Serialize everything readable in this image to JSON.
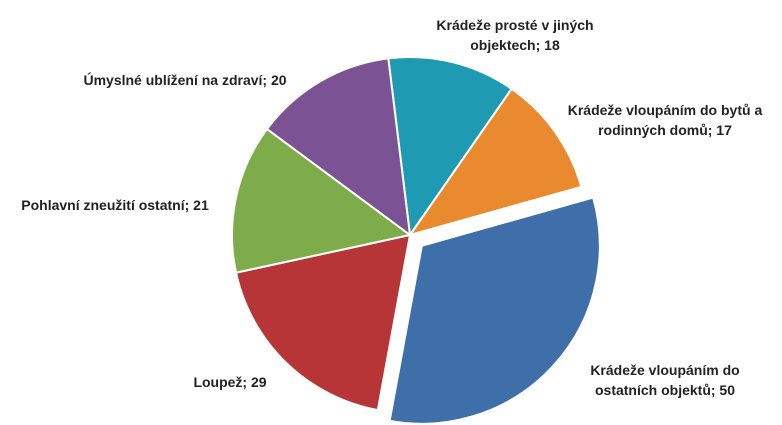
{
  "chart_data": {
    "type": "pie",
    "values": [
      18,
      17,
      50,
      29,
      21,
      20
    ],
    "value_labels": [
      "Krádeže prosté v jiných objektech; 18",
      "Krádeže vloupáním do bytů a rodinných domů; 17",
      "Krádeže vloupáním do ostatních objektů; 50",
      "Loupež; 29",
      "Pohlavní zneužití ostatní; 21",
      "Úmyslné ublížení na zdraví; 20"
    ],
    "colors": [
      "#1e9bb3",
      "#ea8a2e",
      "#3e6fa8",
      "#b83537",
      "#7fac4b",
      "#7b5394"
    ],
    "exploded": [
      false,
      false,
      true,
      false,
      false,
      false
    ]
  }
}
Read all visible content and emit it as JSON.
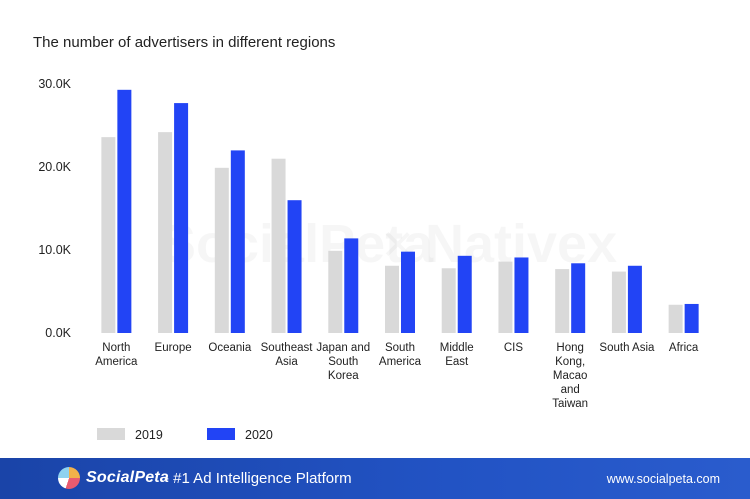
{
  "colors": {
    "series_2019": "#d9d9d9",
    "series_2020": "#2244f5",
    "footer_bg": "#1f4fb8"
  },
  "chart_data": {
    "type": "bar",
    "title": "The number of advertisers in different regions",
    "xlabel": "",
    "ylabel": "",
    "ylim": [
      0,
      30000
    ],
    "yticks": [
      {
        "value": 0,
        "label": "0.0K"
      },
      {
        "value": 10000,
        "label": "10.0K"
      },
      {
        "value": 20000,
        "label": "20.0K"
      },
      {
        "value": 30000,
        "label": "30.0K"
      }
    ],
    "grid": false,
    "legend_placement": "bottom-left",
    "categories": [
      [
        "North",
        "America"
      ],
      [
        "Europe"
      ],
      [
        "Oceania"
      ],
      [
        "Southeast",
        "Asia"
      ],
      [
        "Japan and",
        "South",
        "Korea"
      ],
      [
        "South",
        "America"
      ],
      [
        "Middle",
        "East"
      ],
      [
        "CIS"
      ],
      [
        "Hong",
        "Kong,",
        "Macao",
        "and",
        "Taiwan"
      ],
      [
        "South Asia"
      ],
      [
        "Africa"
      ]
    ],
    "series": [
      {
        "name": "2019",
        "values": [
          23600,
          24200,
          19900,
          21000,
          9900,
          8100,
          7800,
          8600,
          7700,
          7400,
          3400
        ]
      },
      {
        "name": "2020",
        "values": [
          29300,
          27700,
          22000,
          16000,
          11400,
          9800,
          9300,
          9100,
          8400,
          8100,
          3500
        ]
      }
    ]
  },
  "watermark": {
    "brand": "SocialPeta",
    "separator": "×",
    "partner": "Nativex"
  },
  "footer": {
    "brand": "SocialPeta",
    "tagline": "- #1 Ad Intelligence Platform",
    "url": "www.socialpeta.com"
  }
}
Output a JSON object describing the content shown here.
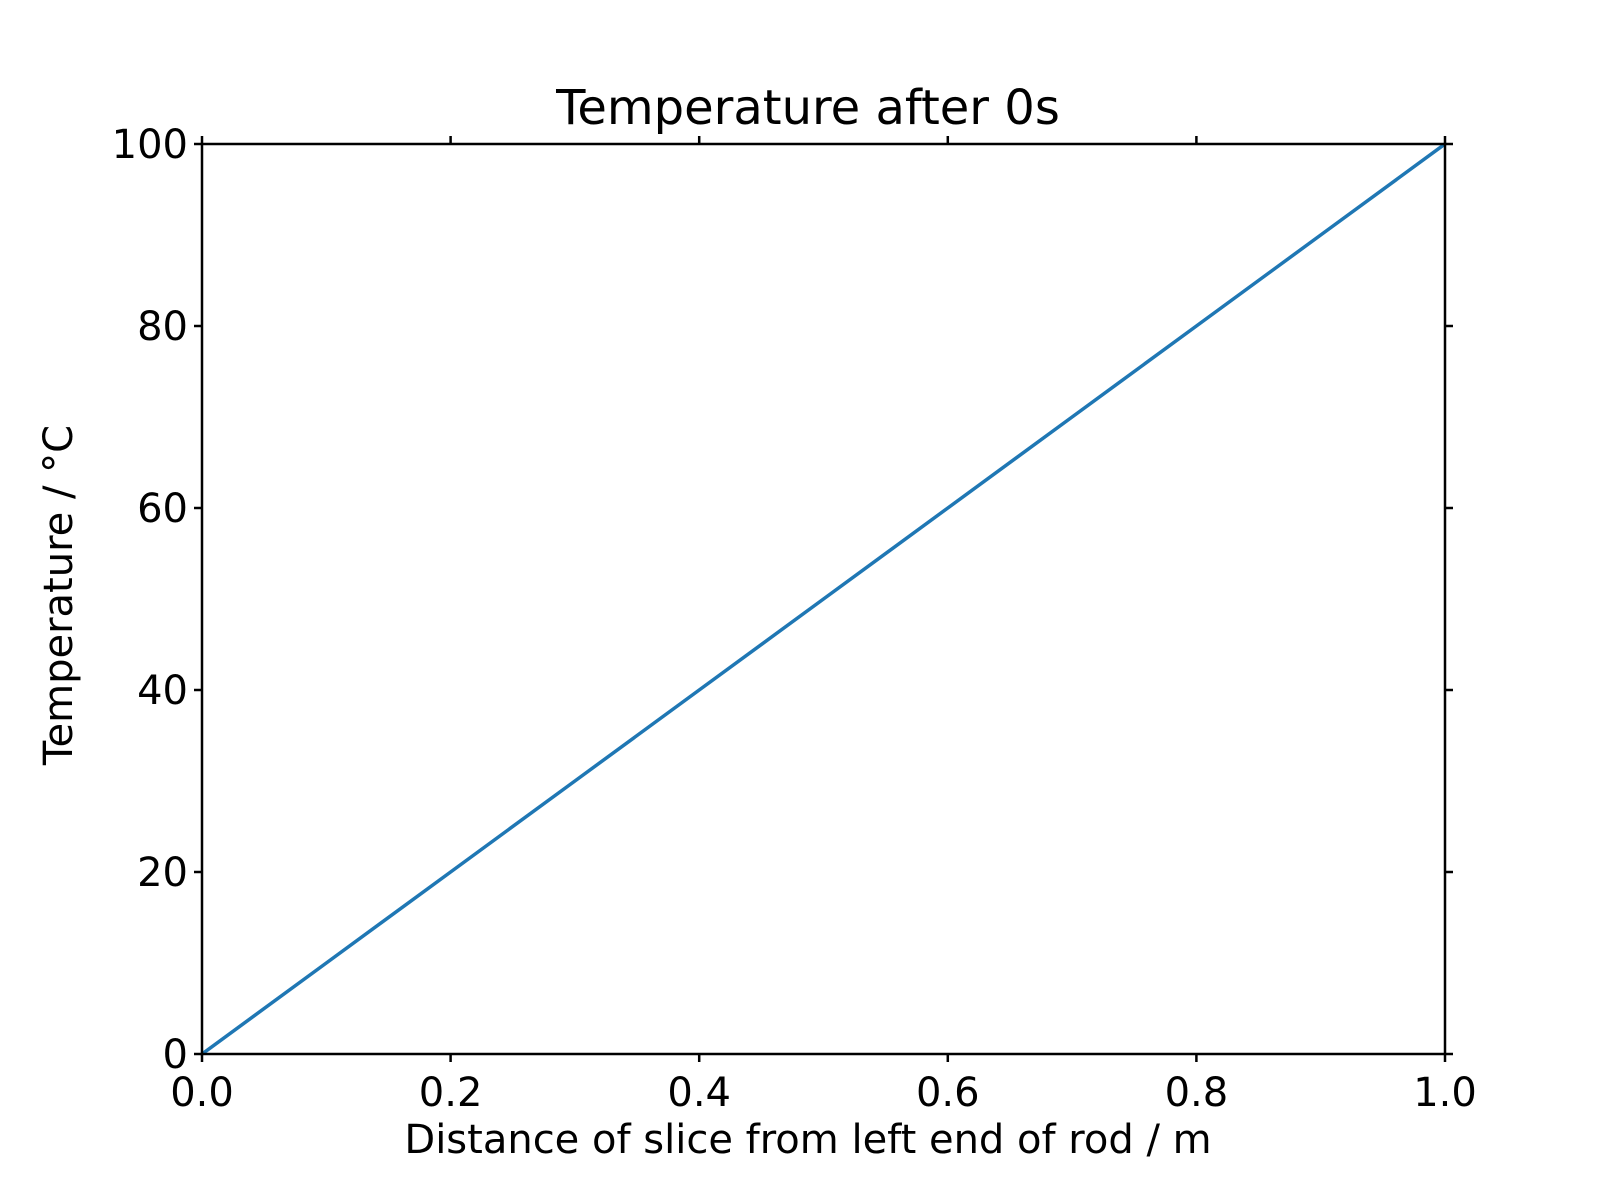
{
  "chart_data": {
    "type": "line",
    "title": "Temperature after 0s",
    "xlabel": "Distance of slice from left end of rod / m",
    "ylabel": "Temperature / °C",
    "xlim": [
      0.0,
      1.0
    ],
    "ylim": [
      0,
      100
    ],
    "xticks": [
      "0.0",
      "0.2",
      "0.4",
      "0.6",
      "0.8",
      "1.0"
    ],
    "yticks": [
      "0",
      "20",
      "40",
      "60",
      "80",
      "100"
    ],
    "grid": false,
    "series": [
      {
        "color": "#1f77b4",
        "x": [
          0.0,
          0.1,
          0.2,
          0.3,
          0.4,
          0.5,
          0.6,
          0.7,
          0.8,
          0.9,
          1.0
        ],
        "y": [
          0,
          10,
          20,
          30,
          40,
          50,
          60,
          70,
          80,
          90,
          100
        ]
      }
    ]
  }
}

■ **PROBLEM TO SOLVE**: Restate the whole listing above exactly, except for its images.

■ **WRITTEN RESPONSE**:
Serialize everything readable in this image to JSON.
{
  "chart_data": {
    "type": "pie",
    "values": [
      18,
      17,
      50,
      29,
      21,
      20
    ],
    "value_labels": [
      "Krádeže prosté v jiných objektech; 18",
      "Krádeže vloupáním do bytů a rodinných domů; 17",
      "Krádeže vloupáním do ostatních objektů; 50",
      "Loupež; 29",
      "Pohlavní zneužití ostatní; 21",
      "Úmyslné ublížení na zdraví; 20"
    ],
    "colors": [
      "#1e9bb3",
      "#ea8a2e",
      "#3e6fa8",
      "#b83537",
      "#7fac4b",
      "#7b5394"
    ],
    "exploded": [
      false,
      false,
      true,
      false,
      false,
      false
    ]
  }
}
Read all visible content and emit it as JSON.
{
  "colors": {
    "series_2019": "#d9d9d9",
    "series_2020": "#2244f5",
    "footer_bg": "#1f4fb8"
  },
  "chart_data": {
    "type": "bar",
    "title": "The number of advertisers in different regions",
    "xlabel": "",
    "ylabel": "",
    "ylim": [
      0,
      30000
    ],
    "yticks": [
      {
        "value": 0,
        "label": "0.0K"
      },
      {
        "value": 10000,
        "label": "10.0K"
      },
      {
        "value": 20000,
        "label": "20.0K"
      },
      {
        "value": 30000,
        "label": "30.0K"
      }
    ],
    "grid": false,
    "legend_placement": "bottom-left",
    "categories": [
      [
        "North",
        "America"
      ],
      [
        "Europe"
      ],
      [
        "Oceania"
      ],
      [
        "Southeast",
        "Asia"
      ],
      [
        "Japan and",
        "South",
        "Korea"
      ],
      [
        "South",
        "America"
      ],
      [
        "Middle",
        "East"
      ],
      [
        "CIS"
      ],
      [
        "Hong",
        "Kong,",
        "Macao",
        "and",
        "Taiwan"
      ],
      [
        "South Asia"
      ],
      [
        "Africa"
      ]
    ],
    "series": [
      {
        "name": "2019",
        "values": [
          23600,
          24200,
          19900,
          21000,
          9900,
          8100,
          7800,
          8600,
          7700,
          7400,
          3400
        ]
      },
      {
        "name": "2020",
        "values": [
          29300,
          27700,
          22000,
          16000,
          11400,
          9800,
          9300,
          9100,
          8400,
          8100,
          3500
        ]
      }
    ]
  },
  "watermark": {
    "brand": "SocialPeta",
    "separator": "×",
    "partner": "Nativex"
  },
  "footer": {
    "brand": "SocialPeta",
    "tagline": "- #1 Ad Intelligence Platform",
    "url": "www.socialpeta.com"
  }
}
Output a JSON object describing the content shown here.
{
  "chart_data": {
    "type": "line",
    "title": "Temperature after 0s",
    "xlabel": "Distance of slice from left end of rod / m",
    "ylabel": "Temperature / °C",
    "xlim": [
      0.0,
      1.0
    ],
    "ylim": [
      0,
      100
    ],
    "xticks": [
      "0.0",
      "0.2",
      "0.4",
      "0.6",
      "0.8",
      "1.0"
    ],
    "yticks": [
      "0",
      "20",
      "40",
      "60",
      "80",
      "100"
    ],
    "grid": false,
    "series": [
      {
        "color": "#1f77b4",
        "x": [
          0.0,
          0.1,
          0.2,
          0.3,
          0.4,
          0.5,
          0.6,
          0.7,
          0.8,
          0.9,
          1.0
        ],
        "y": [
          0,
          10,
          20,
          30,
          40,
          50,
          60,
          70,
          80,
          90,
          100
        ]
      }
    ]
  }
}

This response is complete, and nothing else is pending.